[Stored data]
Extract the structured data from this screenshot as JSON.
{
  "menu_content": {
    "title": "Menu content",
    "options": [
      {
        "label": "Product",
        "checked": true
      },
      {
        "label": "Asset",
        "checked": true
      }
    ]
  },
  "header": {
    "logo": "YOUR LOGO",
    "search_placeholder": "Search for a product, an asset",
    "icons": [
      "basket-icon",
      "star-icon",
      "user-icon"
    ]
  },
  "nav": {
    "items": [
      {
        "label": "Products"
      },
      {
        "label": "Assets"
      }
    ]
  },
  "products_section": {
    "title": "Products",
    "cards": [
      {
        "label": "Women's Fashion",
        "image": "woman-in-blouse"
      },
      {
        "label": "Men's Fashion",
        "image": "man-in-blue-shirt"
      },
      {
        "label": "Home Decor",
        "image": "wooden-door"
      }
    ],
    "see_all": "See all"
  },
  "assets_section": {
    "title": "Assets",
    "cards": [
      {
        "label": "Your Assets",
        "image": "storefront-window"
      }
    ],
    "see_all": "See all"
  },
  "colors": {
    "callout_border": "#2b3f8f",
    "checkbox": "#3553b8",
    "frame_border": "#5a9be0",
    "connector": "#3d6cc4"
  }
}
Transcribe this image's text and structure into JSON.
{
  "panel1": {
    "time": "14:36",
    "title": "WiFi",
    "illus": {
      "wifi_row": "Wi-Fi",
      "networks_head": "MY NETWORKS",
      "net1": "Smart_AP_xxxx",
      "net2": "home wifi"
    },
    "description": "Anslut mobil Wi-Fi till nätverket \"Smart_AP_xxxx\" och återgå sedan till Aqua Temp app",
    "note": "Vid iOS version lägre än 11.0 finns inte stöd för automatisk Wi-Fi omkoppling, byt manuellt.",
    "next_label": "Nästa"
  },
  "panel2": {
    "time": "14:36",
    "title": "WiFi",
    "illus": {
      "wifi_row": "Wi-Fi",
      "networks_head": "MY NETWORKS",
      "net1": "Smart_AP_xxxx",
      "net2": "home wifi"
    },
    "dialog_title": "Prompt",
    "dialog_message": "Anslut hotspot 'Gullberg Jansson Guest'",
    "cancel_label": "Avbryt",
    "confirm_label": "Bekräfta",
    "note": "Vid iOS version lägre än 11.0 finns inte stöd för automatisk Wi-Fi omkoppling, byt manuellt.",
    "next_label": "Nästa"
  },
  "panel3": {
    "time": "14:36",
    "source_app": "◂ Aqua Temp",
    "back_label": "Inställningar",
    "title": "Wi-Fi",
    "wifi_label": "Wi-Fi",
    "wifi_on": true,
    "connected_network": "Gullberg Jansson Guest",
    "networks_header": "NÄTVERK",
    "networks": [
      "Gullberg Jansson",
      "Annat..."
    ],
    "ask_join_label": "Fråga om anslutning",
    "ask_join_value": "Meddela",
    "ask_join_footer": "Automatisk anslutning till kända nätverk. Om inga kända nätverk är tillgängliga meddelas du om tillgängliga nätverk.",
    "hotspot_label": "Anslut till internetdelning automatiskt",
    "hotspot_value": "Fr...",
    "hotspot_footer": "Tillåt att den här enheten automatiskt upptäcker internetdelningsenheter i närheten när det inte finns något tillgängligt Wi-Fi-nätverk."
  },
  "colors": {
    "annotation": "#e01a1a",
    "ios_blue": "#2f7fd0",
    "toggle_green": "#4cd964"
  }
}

(WORK INSTRUCTIONS) Looking at the data above, show all lines where the word "Guest" occurs.

(SOLUTION TO THE PROBLEM)
    "dialog_message": "Anslut hotspot 'Gullberg Jansson Guest'",
    "connected_network": "Gullberg Jansson Guest",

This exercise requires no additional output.